REQUEST: Reproduce the records exactly.
>> begin DATASET RECORDS
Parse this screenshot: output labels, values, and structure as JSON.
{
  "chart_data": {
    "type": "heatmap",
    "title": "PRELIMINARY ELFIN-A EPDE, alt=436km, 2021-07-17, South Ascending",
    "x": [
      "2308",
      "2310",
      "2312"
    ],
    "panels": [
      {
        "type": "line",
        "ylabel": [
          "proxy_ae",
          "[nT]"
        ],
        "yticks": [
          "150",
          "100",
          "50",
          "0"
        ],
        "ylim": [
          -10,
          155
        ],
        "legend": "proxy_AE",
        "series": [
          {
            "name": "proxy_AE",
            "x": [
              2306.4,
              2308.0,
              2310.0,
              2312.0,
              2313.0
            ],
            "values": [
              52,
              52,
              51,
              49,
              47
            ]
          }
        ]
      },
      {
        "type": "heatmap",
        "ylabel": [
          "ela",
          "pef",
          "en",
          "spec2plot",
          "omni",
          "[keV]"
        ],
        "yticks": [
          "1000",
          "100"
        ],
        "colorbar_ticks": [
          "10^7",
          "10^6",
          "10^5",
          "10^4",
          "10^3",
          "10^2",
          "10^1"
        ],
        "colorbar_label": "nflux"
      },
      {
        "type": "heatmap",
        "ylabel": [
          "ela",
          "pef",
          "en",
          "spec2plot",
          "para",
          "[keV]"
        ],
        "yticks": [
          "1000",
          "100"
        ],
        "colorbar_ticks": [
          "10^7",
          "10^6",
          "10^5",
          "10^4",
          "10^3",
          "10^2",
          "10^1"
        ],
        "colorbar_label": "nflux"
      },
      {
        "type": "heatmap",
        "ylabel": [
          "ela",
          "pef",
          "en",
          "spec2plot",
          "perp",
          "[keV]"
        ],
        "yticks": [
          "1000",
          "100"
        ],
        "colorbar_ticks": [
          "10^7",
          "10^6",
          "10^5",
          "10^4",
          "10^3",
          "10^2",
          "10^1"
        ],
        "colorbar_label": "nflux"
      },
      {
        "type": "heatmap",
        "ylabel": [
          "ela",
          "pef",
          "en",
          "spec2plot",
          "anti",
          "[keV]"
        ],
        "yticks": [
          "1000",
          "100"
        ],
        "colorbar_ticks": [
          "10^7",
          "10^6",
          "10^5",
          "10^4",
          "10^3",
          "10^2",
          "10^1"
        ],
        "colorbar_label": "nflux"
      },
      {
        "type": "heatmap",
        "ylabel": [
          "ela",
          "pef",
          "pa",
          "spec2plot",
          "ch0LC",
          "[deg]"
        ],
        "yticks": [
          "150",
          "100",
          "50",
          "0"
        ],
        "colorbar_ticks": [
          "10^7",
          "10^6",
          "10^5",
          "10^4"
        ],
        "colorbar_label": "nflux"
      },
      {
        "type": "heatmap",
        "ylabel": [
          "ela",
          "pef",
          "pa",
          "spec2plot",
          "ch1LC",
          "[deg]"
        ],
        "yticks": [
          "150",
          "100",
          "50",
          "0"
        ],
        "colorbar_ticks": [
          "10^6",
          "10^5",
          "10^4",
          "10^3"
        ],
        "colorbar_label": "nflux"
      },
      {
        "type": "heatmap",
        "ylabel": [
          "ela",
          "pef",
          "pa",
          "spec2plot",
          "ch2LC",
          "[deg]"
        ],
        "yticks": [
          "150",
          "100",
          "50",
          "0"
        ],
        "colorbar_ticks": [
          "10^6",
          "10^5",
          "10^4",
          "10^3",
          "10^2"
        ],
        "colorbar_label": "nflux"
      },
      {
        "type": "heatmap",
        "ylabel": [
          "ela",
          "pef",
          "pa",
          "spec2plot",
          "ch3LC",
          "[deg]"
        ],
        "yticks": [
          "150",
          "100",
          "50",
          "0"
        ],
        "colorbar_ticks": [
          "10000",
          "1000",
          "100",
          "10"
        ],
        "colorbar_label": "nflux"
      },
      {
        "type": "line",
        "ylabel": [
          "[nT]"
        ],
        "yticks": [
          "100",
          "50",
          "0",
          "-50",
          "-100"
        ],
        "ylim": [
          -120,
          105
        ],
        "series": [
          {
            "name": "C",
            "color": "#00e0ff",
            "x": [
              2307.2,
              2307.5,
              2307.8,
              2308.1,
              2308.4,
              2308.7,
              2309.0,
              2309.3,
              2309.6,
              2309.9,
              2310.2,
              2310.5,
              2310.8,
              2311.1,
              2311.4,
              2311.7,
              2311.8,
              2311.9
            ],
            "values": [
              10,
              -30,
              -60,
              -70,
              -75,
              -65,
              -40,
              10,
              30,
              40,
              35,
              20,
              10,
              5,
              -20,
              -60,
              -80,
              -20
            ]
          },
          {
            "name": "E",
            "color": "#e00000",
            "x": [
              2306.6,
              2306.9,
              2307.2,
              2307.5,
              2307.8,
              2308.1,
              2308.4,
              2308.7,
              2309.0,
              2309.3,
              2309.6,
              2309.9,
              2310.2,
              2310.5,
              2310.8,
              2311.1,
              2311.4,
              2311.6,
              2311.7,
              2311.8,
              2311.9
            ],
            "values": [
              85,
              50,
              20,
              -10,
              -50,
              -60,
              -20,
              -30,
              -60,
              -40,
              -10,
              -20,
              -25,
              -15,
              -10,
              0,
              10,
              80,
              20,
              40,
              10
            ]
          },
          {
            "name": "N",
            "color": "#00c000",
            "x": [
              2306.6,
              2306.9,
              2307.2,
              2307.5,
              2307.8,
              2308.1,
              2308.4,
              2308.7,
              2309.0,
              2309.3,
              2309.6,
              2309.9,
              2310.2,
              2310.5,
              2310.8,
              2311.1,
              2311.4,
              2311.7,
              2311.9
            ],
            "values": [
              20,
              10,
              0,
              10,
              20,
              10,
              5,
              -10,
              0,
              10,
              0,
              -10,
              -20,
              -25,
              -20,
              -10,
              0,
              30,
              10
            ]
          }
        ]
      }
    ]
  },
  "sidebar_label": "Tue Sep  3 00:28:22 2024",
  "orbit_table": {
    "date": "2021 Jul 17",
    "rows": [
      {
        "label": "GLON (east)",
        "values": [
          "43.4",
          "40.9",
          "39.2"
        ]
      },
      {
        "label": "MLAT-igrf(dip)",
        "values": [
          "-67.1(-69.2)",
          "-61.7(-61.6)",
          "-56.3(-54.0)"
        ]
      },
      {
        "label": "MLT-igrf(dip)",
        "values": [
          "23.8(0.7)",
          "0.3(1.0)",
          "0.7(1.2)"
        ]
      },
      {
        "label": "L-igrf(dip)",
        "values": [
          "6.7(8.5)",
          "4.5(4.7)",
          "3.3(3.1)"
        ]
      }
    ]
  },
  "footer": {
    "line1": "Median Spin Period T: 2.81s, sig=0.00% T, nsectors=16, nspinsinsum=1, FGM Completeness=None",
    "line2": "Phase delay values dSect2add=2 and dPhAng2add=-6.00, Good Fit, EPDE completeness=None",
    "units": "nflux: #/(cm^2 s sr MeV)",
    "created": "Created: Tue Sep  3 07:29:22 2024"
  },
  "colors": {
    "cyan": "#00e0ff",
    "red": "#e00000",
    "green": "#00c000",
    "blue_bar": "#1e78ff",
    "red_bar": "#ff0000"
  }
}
>> end DATASET RECORDS
RESPONSE:
Parse this screenshot: output labels, values, and structure as JSON.
{
  "chart_data": {
    "type": "heatmap",
    "title": "PRELIMINARY ELFIN-A EPDE, alt=436km, 2021-07-17, South Ascending",
    "x": [
      "2308",
      "2310",
      "2312"
    ],
    "panels": [
      {
        "type": "line",
        "ylabel": [
          "proxy_ae",
          "[nT]"
        ],
        "yticks": [
          "150",
          "100",
          "50",
          "0"
        ],
        "ylim": [
          -10,
          155
        ],
        "legend": "proxy_AE",
        "series": [
          {
            "name": "proxy_AE",
            "x": [
              2306.4,
              2308.0,
              2310.0,
              2312.0,
              2313.0
            ],
            "values": [
              52,
              52,
              51,
              49,
              47
            ]
          }
        ]
      },
      {
        "type": "heatmap",
        "ylabel": [
          "ela",
          "pef",
          "en",
          "spec2plot",
          "omni",
          "[keV]"
        ],
        "yticks": [
          "1000",
          "100"
        ],
        "colorbar_ticks": [
          "10^7",
          "10^6",
          "10^5",
          "10^4",
          "10^3",
          "10^2",
          "10^1"
        ],
        "colorbar_label": "nflux"
      },
      {
        "type": "heatmap",
        "ylabel": [
          "ela",
          "pef",
          "en",
          "spec2plot",
          "para",
          "[keV]"
        ],
        "yticks": [
          "1000",
          "100"
        ],
        "colorbar_ticks": [
          "10^7",
          "10^6",
          "10^5",
          "10^4",
          "10^3",
          "10^2",
          "10^1"
        ],
        "colorbar_label": "nflux"
      },
      {
        "type": "heatmap",
        "ylabel": [
          "ela",
          "pef",
          "en",
          "spec2plot",
          "perp",
          "[keV]"
        ],
        "yticks": [
          "1000",
          "100"
        ],
        "colorbar_ticks": [
          "10^7",
          "10^6",
          "10^5",
          "10^4",
          "10^3",
          "10^2",
          "10^1"
        ],
        "colorbar_label": "nflux"
      },
      {
        "type": "heatmap",
        "ylabel": [
          "ela",
          "pef",
          "en",
          "spec2plot",
          "anti",
          "[keV]"
        ],
        "yticks": [
          "1000",
          "100"
        ],
        "colorbar_ticks": [
          "10^7",
          "10^6",
          "10^5",
          "10^4",
          "10^3",
          "10^2",
          "10^1"
        ],
        "colorbar_label": "nflux"
      },
      {
        "type": "heatmap",
        "ylabel": [
          "ela",
          "pef",
          "pa",
          "spec2plot",
          "ch0LC",
          "[deg]"
        ],
        "yticks": [
          "150",
          "100",
          "50",
          "0"
        ],
        "colorbar_ticks": [
          "10^7",
          "10^6",
          "10^5",
          "10^4"
        ],
        "colorbar_label": "nflux"
      },
      {
        "type": "heatmap",
        "ylabel": [
          "ela",
          "pef",
          "pa",
          "spec2plot",
          "ch1LC",
          "[deg]"
        ],
        "yticks": [
          "150",
          "100",
          "50",
          "0"
        ],
        "colorbar_ticks": [
          "10^6",
          "10^5",
          "10^4",
          "10^3"
        ],
        "colorbar_label": "nflux"
      },
      {
        "type": "heatmap",
        "ylabel": [
          "ela",
          "pef",
          "pa",
          "spec2plot",
          "ch2LC",
          "[deg]"
        ],
        "yticks": [
          "150",
          "100",
          "50",
          "0"
        ],
        "colorbar_ticks": [
          "10^6",
          "10^5",
          "10^4",
          "10^3",
          "10^2"
        ],
        "colorbar_label": "nflux"
      },
      {
        "type": "heatmap",
        "ylabel": [
          "ela",
          "pef",
          "pa",
          "spec2plot",
          "ch3LC",
          "[deg]"
        ],
        "yticks": [
          "150",
          "100",
          "50",
          "0"
        ],
        "colorbar_ticks": [
          "10000",
          "1000",
          "100",
          "10"
        ],
        "colorbar_label": "nflux"
      },
      {
        "type": "line",
        "ylabel": [
          "[nT]"
        ],
        "yticks": [
          "100",
          "50",
          "0",
          "-50",
          "-100"
        ],
        "ylim": [
          -120,
          105
        ],
        "series": [
          {
            "name": "C",
            "color": "#00e0ff",
            "x": [
              2307.2,
              2307.5,
              2307.8,
              2308.1,
              2308.4,
              2308.7,
              2309.0,
              2309.3,
              2309.6,
              2309.9,
              2310.2,
              2310.5,
              2310.8,
              2311.1,
              2311.4,
              2311.7,
              2311.8,
              2311.9
            ],
            "values": [
              10,
              -30,
              -60,
              -70,
              -75,
              -65,
              -40,
              10,
              30,
              40,
              35,
              20,
              10,
              5,
              -20,
              -60,
              -80,
              -20
            ]
          },
          {
            "name": "E",
            "color": "#e00000",
            "x": [
              2306.6,
              2306.9,
              2307.2,
              2307.5,
              2307.8,
              2308.1,
              2308.4,
              2308.7,
              2309.0,
              2309.3,
              2309.6,
              2309.9,
              2310.2,
              2310.5,
              2310.8,
              2311.1,
              2311.4,
              2311.6,
              2311.7,
              2311.8,
              2311.9
            ],
            "values": [
              85,
              50,
              20,
              -10,
              -50,
              -60,
              -20,
              -30,
              -60,
              -40,
              -10,
              -20,
              -25,
              -15,
              -10,
              0,
              10,
              80,
              20,
              40,
              10
            ]
          },
          {
            "name": "N",
            "color": "#00c000",
            "x": [
              2306.6,
              2306.9,
              2307.2,
              2307.5,
              2307.8,
              2308.1,
              2308.4,
              2308.7,
              2309.0,
              2309.3,
              2309.6,
              2309.9,
              2310.2,
              2310.5,
              2310.8,
              2311.1,
              2311.4,
              2311.7,
              2311.9
            ],
            "values": [
              20,
              10,
              0,
              10,
              20,
              10,
              5,
              -10,
              0,
              10,
              0,
              -10,
              -20,
              -25,
              -20,
              -10,
              0,
              30,
              10
            ]
          }
        ]
      }
    ]
  },
  "sidebar_label": "Tue Sep  3 00:28:22 2024",
  "orbit_table": {
    "date": "2021 Jul 17",
    "rows": [
      {
        "label": "GLON (east)",
        "values": [
          "43.4",
          "40.9",
          "39.2"
        ]
      },
      {
        "label": "MLAT-igrf(dip)",
        "values": [
          "-67.1(-69.2)",
          "-61.7(-61.6)",
          "-56.3(-54.0)"
        ]
      },
      {
        "label": "MLT-igrf(dip)",
        "values": [
          "23.8(0.7)",
          "0.3(1.0)",
          "0.7(1.2)"
        ]
      },
      {
        "label": "L-igrf(dip)",
        "values": [
          "6.7(8.5)",
          "4.5(4.7)",
          "3.3(3.1)"
        ]
      }
    ]
  },
  "footer": {
    "line1": "Median Spin Period T: 2.81s, sig=0.00% T, nsectors=16, nspinsinsum=1, FGM Completeness=None",
    "line2": "Phase delay values dSect2add=2 and dPhAng2add=-6.00, Good Fit, EPDE completeness=None",
    "units": "nflux: #/(cm^2 s sr MeV)",
    "created": "Created: Tue Sep  3 07:29:22 2024"
  },
  "colors": {
    "cyan": "#00e0ff",
    "red": "#e00000",
    "green": "#00c000",
    "blue_bar": "#1e78ff",
    "red_bar": "#ff0000"
  }
}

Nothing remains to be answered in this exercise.